WHAT IS ASKED: Restate the whole of the material. Keep every word, and drop the pictures.

*** DATA ROWS ***

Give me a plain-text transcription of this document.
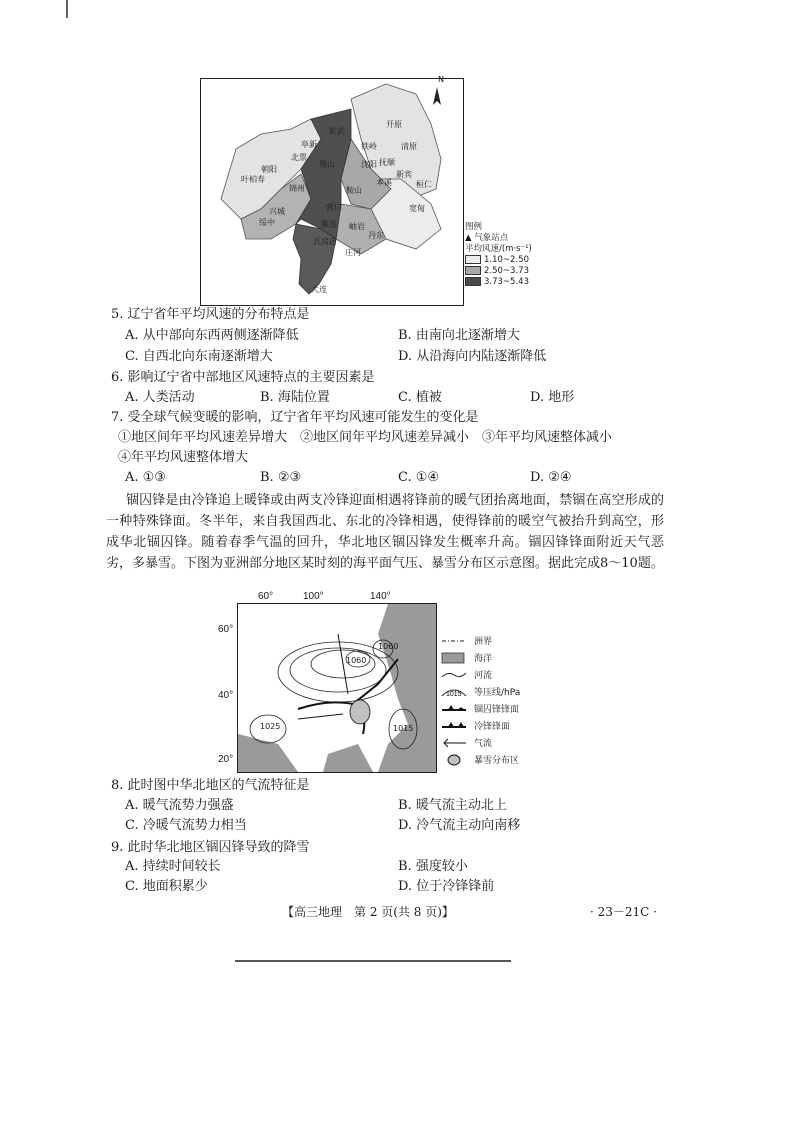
N
彰武
开原
阜新	铁岭	清原
抚顺
北票
黑山	沈阳
新宾
朝阳
叶柏寿	本溪
鞍山
桓仁
锦州
绥中
兴城	营口	宽甸
熊岳 岫岩
丹东
瓦房店
庄河
大连
图例
▲ 气象站点
平均风速/(m·s⁻¹)
1.10~2.50
2.50~3.73
3.73~5.43
5. 辽宁省年平均风速的分布特点是
A. 从中部向东西两侧逐渐降低	B. 由南向北逐渐增大
C. 自西北向东南逐渐增大	D. 从沿海向内陆逐渐降低
6. 影响辽宁省中部地区风速特点的主要因素是
A. 人类活动	B. 海陆位置	C. 植被	D. 地形
7. 受全球气候变暖的影响，辽宁省年平均风速可能发生的变化是
①地区间年平均风速差异增大　②地区间年平均风速差异减小　③年平均风速整体减小
④年平均风速整体增大
A. ①③	B. ②③	C. ①④	D. ②④
锢囚锋是由冷锋追上暖锋或由两支冷锋迎面相遇将锋前的暖气团抬离地面，禁锢在高空形成的一种特殊锋面。冬半年，来自我国西北、东北的冷锋相遇，使得锋前的暖空气被抬升到高空，形成华北锢囚锋。随着春季气温的回升，华北地区锢囚锋发生概率升高。锢囚锋锋面附近天气恶劣，多暴雪。下图为亚洲部分地区某时刻的海平面气压、暴雪分布区示意图。据此完成8～10题。
60°	100°	140°
60°
40°
20°
1060
1060
1025	1015
洲界
海洋
河流
1015 等压线/hPa
锢囚锋锋面
冷锋锋面
气流
暴雪分布区
8. 此时图中华北地区的气流特征是
A. 暖气流势力强盛	B. 暖气流主动北上
C. 冷暖气流势力相当	D. 冷气流主动向南移
9. 此时华北地区锢囚锋导致的降雪
A. 持续时间较长	B. 强度较小
C. 地面积累少	D. 位于冷锋锋前
【高三地理　第 2 页(共 8 页)】	· 23－21C ·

***

EXERCISE RESPONSE:
Give me a plain-text transcription of this document.
N
彰武
开原
阜新	铁岭	清原
抚顺
北票
黑山	沈阳
新宾
朝阳
叶柏寿	本溪
鞍山
桓仁
锦州
绥中
兴城	营口	宽甸
熊岳 岫岩
丹东
瓦房店
庄河
大连
图例
▲ 气象站点
平均风速/(m·s⁻¹)
1.10~2.50
2.50~3.73
3.73~5.43
5. 辽宁省年平均风速的分布特点是
A. 从中部向东西两侧逐渐降低	B. 由南向北逐渐增大
C. 自西北向东南逐渐增大	D. 从沿海向内陆逐渐降低
6. 影响辽宁省中部地区风速特点的主要因素是
A. 人类活动	B. 海陆位置	C. 植被	D. 地形
7. 受全球气候变暖的影响，辽宁省年平均风速可能发生的变化是
①地区间年平均风速差异增大　②地区间年平均风速差异减小　③年平均风速整体减小
④年平均风速整体增大
A. ①③	B. ②③	C. ①④	D. ②④
锢囚锋是由冷锋追上暖锋或由两支冷锋迎面相遇将锋前的暖气团抬离地面，禁锢在高空形成的一种特殊锋面。冬半年，来自我国西北、东北的冷锋相遇，使得锋前的暖空气被抬升到高空，形成华北锢囚锋。随着春季气温的回升，华北地区锢囚锋发生概率升高。锢囚锋锋面附近天气恶劣，多暴雪。下图为亚洲部分地区某时刻的海平面气压、暴雪分布区示意图。据此完成8～10题。
60°	100°	140°
60°
40°
20°
1060
1060
1025	1015
洲界
海洋
河流
1015 等压线/hPa
锢囚锋锋面
冷锋锋面
气流
暴雪分布区
8. 此时图中华北地区的气流特征是
A. 暖气流势力强盛	B. 暖气流主动北上
C. 冷暖气流势力相当	D. 冷气流主动向南移
9. 此时华北地区锢囚锋导致的降雪
A. 持续时间较长	B. 强度较小
C. 地面积累少	D. 位于冷锋锋前
【高三地理　第 2 页(共 8 页)】	· 23－21C ·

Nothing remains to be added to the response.